*INSTRUCTIONS TO FOLLOW*: From the items below, extract verbatim everything from the line containing "cell-pct: (10.2) <box>613 54 692 76</box>" down to the line containing "cell-pct: (16.33) <box>613 104 692 126</box>", including both of those lines and no others.

------ RECORDS SUPPLIED ------

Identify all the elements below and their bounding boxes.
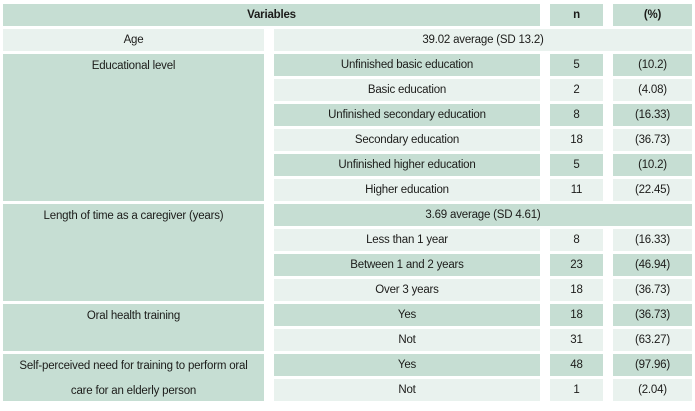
cell-pct: (10.2) <box>613 54 692 76</box>
cell-value: Yes <box>274 304 540 326</box>
cell-n: 5 <box>550 54 603 76</box>
cell-pct: (36.73) <box>613 129 692 151</box>
cell-value: Higher education <box>274 179 540 201</box>
cell-value: Not <box>274 329 540 351</box>
cell-pct: (16.33) <box>613 104 692 126</box>
row-label-caregiver-time: Length of time as a caregiver (years) <box>3 204 264 301</box>
cell-value: Yes <box>274 354 540 376</box>
cell-n: 18 <box>550 304 603 326</box>
cell-value: Unfinished basic education <box>274 54 540 76</box>
cell-pct: (16.33) <box>613 229 692 251</box>
cell-n: 23 <box>550 254 603 276</box>
row-label-oral-health-training: Oral health training <box>3 304 264 351</box>
cell-age-summary: 39.02 average (SD 13.2) <box>274 29 692 51</box>
cell-n: 2 <box>550 79 603 101</box>
cell-n: 18 <box>550 129 603 151</box>
row-label-age: Age <box>3 29 264 51</box>
cell-value: Not <box>274 379 540 401</box>
cell-pct: (97.96) <box>613 354 692 376</box>
cell-value: Unfinished higher education <box>274 154 540 176</box>
row-label-self-perceived-need: Self-perceived need for training to perf… <box>3 354 264 401</box>
cell-value: Between 1 and 2 years <box>274 254 540 276</box>
cell-n: 5 <box>550 154 603 176</box>
cell-pct: (22.45) <box>613 179 692 201</box>
cell-n: 48 <box>550 354 603 376</box>
cell-value: Less than 1 year <box>274 229 540 251</box>
table-grid: Variables n (%) Age 39.02 average (SD 13… <box>3 4 692 401</box>
cell-pct: (46.94) <box>613 254 692 276</box>
demographics-table: Variables n (%) Age 39.02 average (SD 13… <box>3 4 692 401</box>
cell-pct: (63.27) <box>613 329 692 351</box>
header-variables: Variables <box>3 4 540 26</box>
header-pct: (%) <box>613 4 692 26</box>
cell-n: 8 <box>550 104 603 126</box>
cell-n: 31 <box>550 329 603 351</box>
cell-n: 1 <box>550 379 603 401</box>
cell-caregiver-summary: 3.69 average (SD 4.61) <box>274 204 692 226</box>
cell-pct: (36.73) <box>613 279 692 301</box>
cell-n: 8 <box>550 229 603 251</box>
cell-pct: (4.08) <box>613 79 692 101</box>
cell-value: Basic education <box>274 79 540 101</box>
header-n: n <box>550 4 603 26</box>
cell-pct: (10.2) <box>613 154 692 176</box>
cell-value: Unfinished secondary education <box>274 104 540 126</box>
cell-n: 11 <box>550 179 603 201</box>
cell-pct: (2.04) <box>613 379 692 401</box>
cell-pct: (36.73) <box>613 304 692 326</box>
cell-n: 18 <box>550 279 603 301</box>
cell-value: Over 3 years <box>274 279 540 301</box>
row-label-educational-level: Educational level <box>3 54 264 201</box>
cell-value: Secondary education <box>274 129 540 151</box>
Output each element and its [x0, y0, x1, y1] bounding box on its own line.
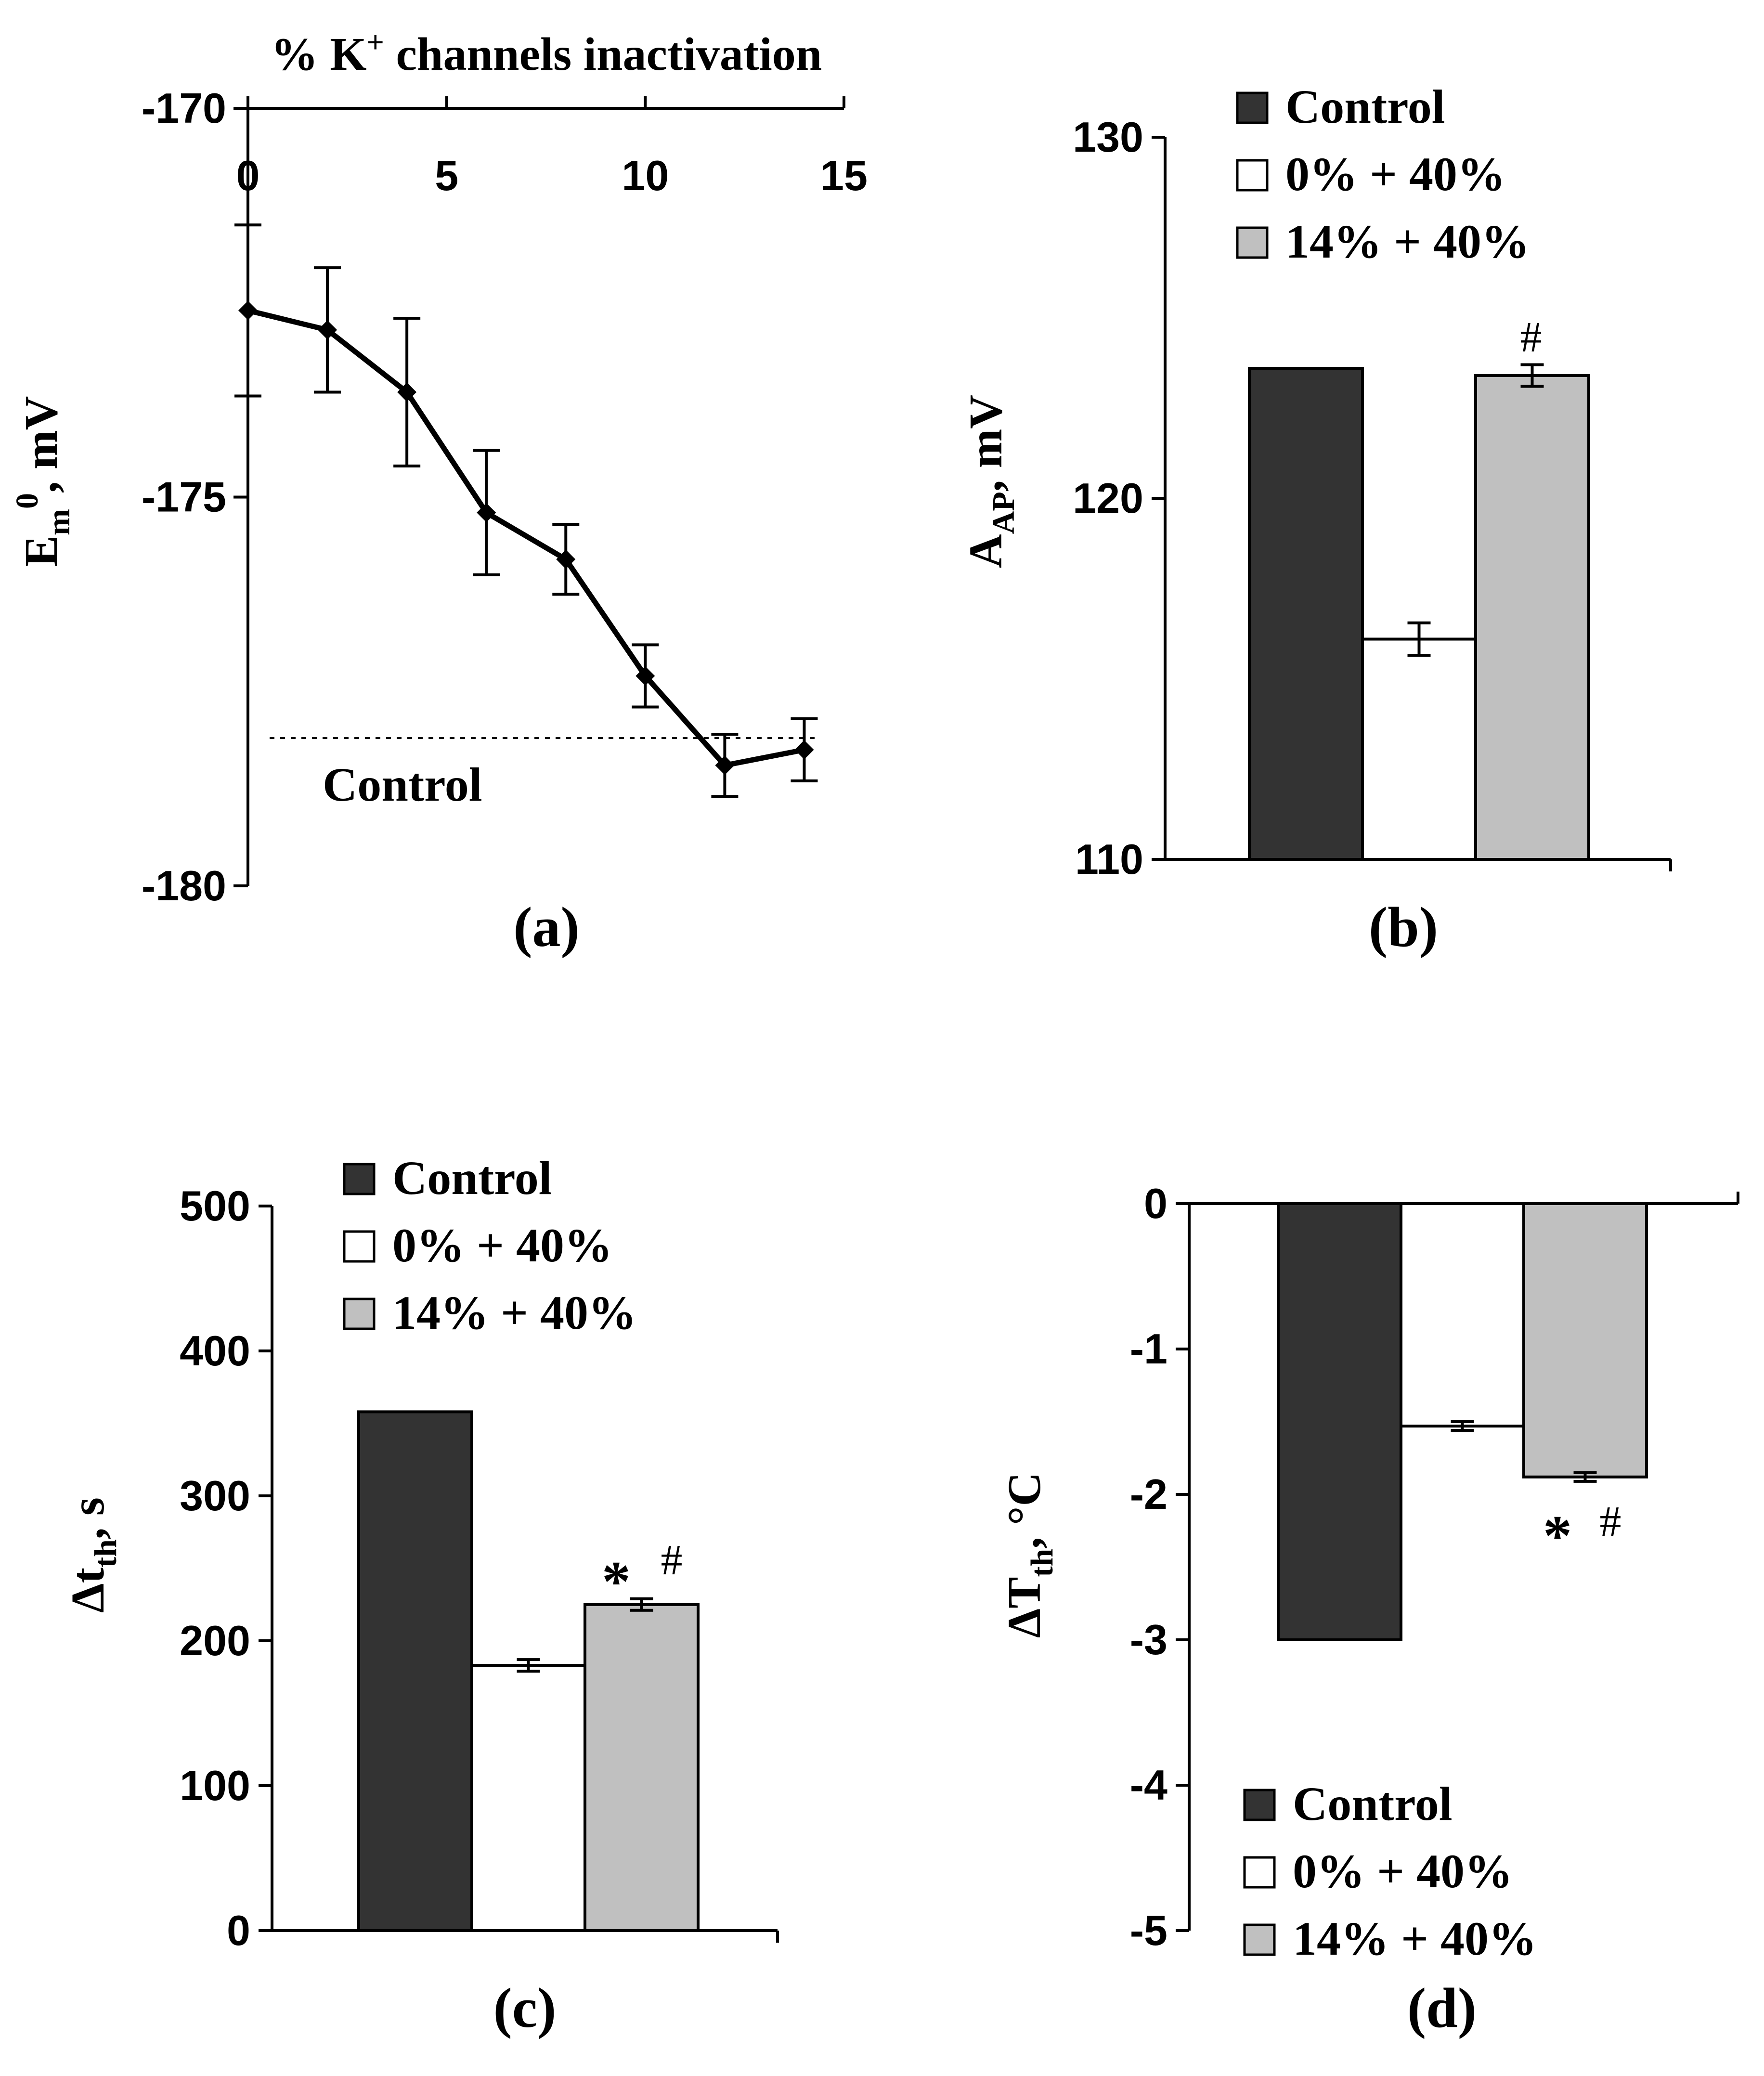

------

*RESPONSE BELOW*:
cell-pct: (10.2) <box>613 54 692 76</box>
cell-value: Yes <box>274 304 540 326</box>
cell-n: 5 <box>550 54 603 76</box>
cell-pct: (36.73) <box>613 129 692 151</box>
cell-value: Higher education <box>274 179 540 201</box>
cell-value: Not <box>274 329 540 351</box>
cell-pct: (16.33) <box>613 104 692 126</box>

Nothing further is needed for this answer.